--- Start ---

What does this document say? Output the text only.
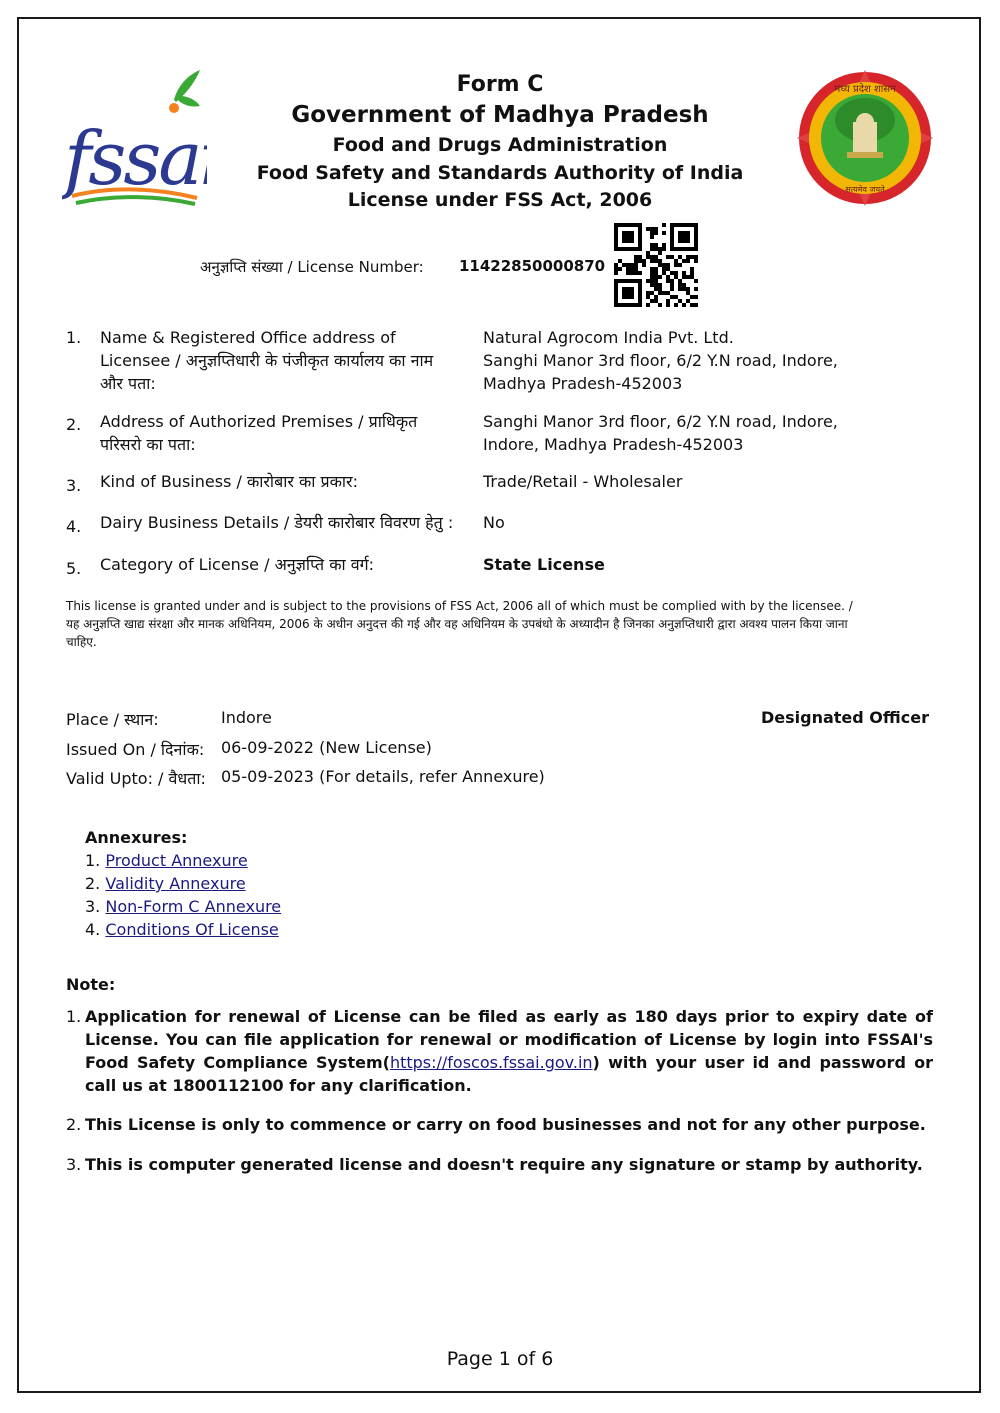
fssai
Form C
Government of Madhya Pradesh
Food and Drugs Administration
Food Safety and Standards Authority of India
License under FSS Act, 2006
मध्य प्रदेश शासन
सत्यमेव जयते
अनुज्ञप्ति संख्या / License Number: 11422850000870
1. Name & Registered Office address of Licensee / अनुज्ञप्तिधारी के पंजीकृत कार्यालय का नाम और पता:
Natural Agrocom India Pvt. Ltd.
Sanghi Manor 3rd floor, 6/2 Y.N road, Indore,
Madhya Pradesh-452003
2. Address of Authorized Premises / प्राधिकृत परिसरो का पता:
Sanghi Manor 3rd floor, 6/2 Y.N road, Indore,
Indore, Madhya Pradesh-452003
3. Kind of Business / कारोबार का प्रकार:	Trade/Retail - Wholesaler
4. Dairy Business Details / डेयरी कारोबार विवरण हेतु :	No
5. Category of License / अनुज्ञप्ति का वर्ग:	State License
This license is granted under and is subject to the provisions of FSS Act, 2006 all of which must be complied with by the licensee. / यह अनुज्ञप्ति खाद्य संरक्षा और मानक अधिनियम, 2006 के अधीन अनुदत्त की गई और वह अधिनियम के उपबंधो के अध्यादीन है जिनका अनुज्ञप्तिधारी द्वारा अवश्य पालन किया जाना चाहिए.
Place / स्थान:	Indore
Issued On / दिनांक: 06-09-2022 (New License)
Valid Upto: / वैधता: 05-09-2023 (For details, refer Annexure)
Designated Officer
Annexures:
1. Product Annexure
2. Validity Annexure
3. Non-Form C Annexure
4. Conditions Of License
Note:
1. Application for renewal of License can be filed as early as 180 days prior to expiry date of License. You can file application for renewal or modification of License by login into FSSAI's Food Safety Compliance System(https://foscos.fssai.gov.in) with your user id and password or call us at 1800112100 for any clarification.
2. This License is only to commence or carry on food businesses and not for any other purpose.
3. This is computer generated license and doesn't require any signature or stamp by authority.
Page 1 of 6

--- End ---

Job. Each entry should be repeated exactly as it appears; the pictures stay out.

Correct result.
What does this document say? Output the text only.
fssai
Form C
Government of Madhya Pradesh
Food and Drugs Administration
Food Safety and Standards Authority of India
License under FSS Act, 2006
मध्य प्रदेश शासन
सत्यमेव जयते
अनुज्ञप्ति संख्या / License Number: 11422850000870
1. Name & Registered Office address of Licensee / अनुज्ञप्तिधारी के पंजीकृत कार्यालय का नाम और पता:
Natural Agrocom India Pvt. Ltd.
Sanghi Manor 3rd floor, 6/2 Y.N road, Indore,
Madhya Pradesh-452003
2. Address of Authorized Premises / प्राधिकृत परिसरो का पता:
Sanghi Manor 3rd floor, 6/2 Y.N road, Indore,
Indore, Madhya Pradesh-452003
3. Kind of Business / कारोबार का प्रकार:	Trade/Retail - Wholesaler
4. Dairy Business Details / डेयरी कारोबार विवरण हेतु :	No
5. Category of License / अनुज्ञप्ति का वर्ग:	State License
This license is granted under and is subject to the provisions of FSS Act, 2006 all of which must be complied with by the licensee. / यह अनुज्ञप्ति खाद्य संरक्षा और मानक अधिनियम, 2006 के अधीन अनुदत्त की गई और वह अधिनियम के उपबंधो के अध्यादीन है जिनका अनुज्ञप्तिधारी द्वारा अवश्य पालन किया जाना चाहिए.
Place / स्थान:	Indore
Issued On / दिनांक: 06-09-2022 (New License)
Valid Upto: / वैधता: 05-09-2023 (For details, refer Annexure)
Designated Officer
Annexures:
1. Product Annexure
2. Validity Annexure
3. Non-Form C Annexure
4. Conditions Of License
Note:
1. Application for renewal of License can be filed as early as 180 days prior to expiry date of License. You can file application for renewal or modification of License by login into FSSAI's Food Safety Compliance System(https://foscos.fssai.gov.in) with your user id and password or call us at 1800112100 for any clarification.
2. This License is only to commence or carry on food businesses and not for any other purpose.
3. This is computer generated license and doesn't require any signature or stamp by authority.
Page 1 of 6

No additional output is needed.